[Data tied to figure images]
- - -

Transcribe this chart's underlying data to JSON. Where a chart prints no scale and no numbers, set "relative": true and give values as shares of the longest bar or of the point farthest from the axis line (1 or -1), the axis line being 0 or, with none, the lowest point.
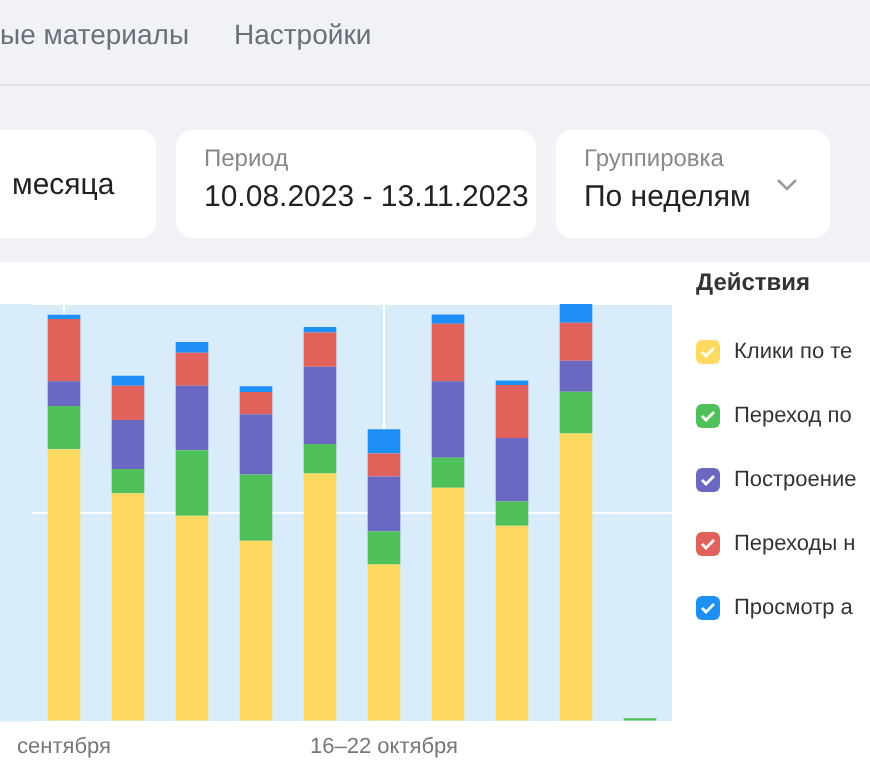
{
  "chart_data": {
    "type": "bar",
    "stacked": true,
    "relative": true,
    "grid": true,
    "legend": "right",
    "legend_title": "Действия",
    "categories": [
      "сентября",
      null,
      null,
      null,
      null,
      "16–22 октября",
      null,
      null,
      null,
      null
    ],
    "series": [
      {
        "name": "Клики по те",
        "color": "#fdd960",
        "values": [
          0.652,
          0.547,
          0.493,
          0.433,
          0.594,
          0.376,
          0.56,
          0.469,
          0.69,
          0
        ]
      },
      {
        "name": "Переход по",
        "color": "#4fc05a",
        "values": [
          0.104,
          0.058,
          0.157,
          0.159,
          0.071,
          0.079,
          0.072,
          0.058,
          0.1,
          0.008
        ]
      },
      {
        "name": "Построение",
        "color": "#6a68c0",
        "values": [
          0.059,
          0.117,
          0.154,
          0.144,
          0.185,
          0.132,
          0.183,
          0.152,
          0.074,
          0
        ]
      },
      {
        "name": "Переходы н",
        "color": "#e0625a",
        "values": [
          0.149,
          0.082,
          0.079,
          0.053,
          0.082,
          0.055,
          0.138,
          0.127,
          0.091,
          0
        ]
      },
      {
        "name": "Просмотр а",
        "color": "#1e8ff5",
        "values": [
          0.01,
          0.024,
          0.026,
          0.014,
          0.013,
          0.058,
          0.022,
          0.011,
          0.045,
          0
        ]
      }
    ],
    "annotations": [
      "ые материалы",
      "Настройки",
      "месяца",
      "Период",
      "10.08.2023 - 13.11.2023",
      "Группировка",
      "По неделям"
    ]
  }
}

- - -

Each line of the material must be retyped exactly, except that images are omitted.

* _Exercise response_:
Transcribe this chart's underlying data to JSON. Where a chart prints no scale and no numbers, set "relative": true and give values as shares of the longest bar or of the point farthest from the axis line (1 or -1), the axis line being 0 or, with none, the lowest point.
{
  "chart_data": {
    "type": "bar",
    "stacked": true,
    "relative": true,
    "grid": true,
    "legend": "right",
    "legend_title": "Действия",
    "categories": [
      "сентября",
      null,
      null,
      null,
      null,
      "16–22 октября",
      null,
      null,
      null,
      null
    ],
    "series": [
      {
        "name": "Клики по те",
        "color": "#fdd960",
        "values": [
          0.652,
          0.547,
          0.493,
          0.433,
          0.594,
          0.376,
          0.56,
          0.469,
          0.69,
          0
        ]
      },
      {
        "name": "Переход по",
        "color": "#4fc05a",
        "values": [
          0.104,
          0.058,
          0.157,
          0.159,
          0.071,
          0.079,
          0.072,
          0.058,
          0.1,
          0.008
        ]
      },
      {
        "name": "Построение",
        "color": "#6a68c0",
        "values": [
          0.059,
          0.117,
          0.154,
          0.144,
          0.185,
          0.132,
          0.183,
          0.152,
          0.074,
          0
        ]
      },
      {
        "name": "Переходы н",
        "color": "#e0625a",
        "values": [
          0.149,
          0.082,
          0.079,
          0.053,
          0.082,
          0.055,
          0.138,
          0.127,
          0.091,
          0
        ]
      },
      {
        "name": "Просмотр а",
        "color": "#1e8ff5",
        "values": [
          0.01,
          0.024,
          0.026,
          0.014,
          0.013,
          0.058,
          0.022,
          0.011,
          0.045,
          0
        ]
      }
    ],
    "annotations": [
      "ые материалы",
      "Настройки",
      "месяца",
      "Период",
      "10.08.2023 - 13.11.2023",
      "Группировка",
      "По неделям"
    ]
  }
}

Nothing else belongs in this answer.